### To do
Return the whole listing, line for line, without the pictures in it.

### Data section
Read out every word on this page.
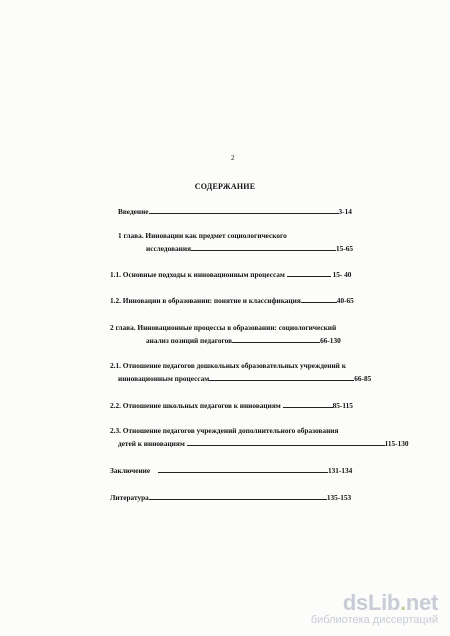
2
СОДЕРЖАНИЕ
Введение	3-14
1 глава. Инновации как предмет социологического
исследования	15-65
1.1. Основные подходы к инновационным процессам	15- 40
1.2. Инновации в образовании: понятие и классификация	40-65
2 глава. Инновационные процессы в образовании: социологический
анализ позиций педагогов	66-130
2.1. Отношение педагогов дошкольных образовательных учреждений к
инновационным процессам	66-85
2.2. Отношение школьных педагогов к инновациям	85-115
2.3. Отношение педагогов учреждений дополнительного образования
детей к инновациям	115-130
Заключение	131-134
Литература	135-153
dsLib.net
библиотека диссертаций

### Expected answer
Read out every word on this page.
2
СОДЕРЖАНИЕ
Введение	3-14
1 глава. Инновации как предмет социологического
исследования	15-65
1.1. Основные подходы к инновационным процессам	15- 40
1.2. Инновации в образовании: понятие и классификация	40-65
2 глава. Инновационные процессы в образовании: социологический
анализ позиций педагогов	66-130
2.1. Отношение педагогов дошкольных образовательных учреждений к
инновационным процессам	66-85
2.2. Отношение школьных педагогов к инновациям	85-115
2.3. Отношение педагогов учреждений дополнительного образования
детей к инновациям	115-130
Заключение	131-134
Литература	135-153
dsLib.net
библиотека диссертаций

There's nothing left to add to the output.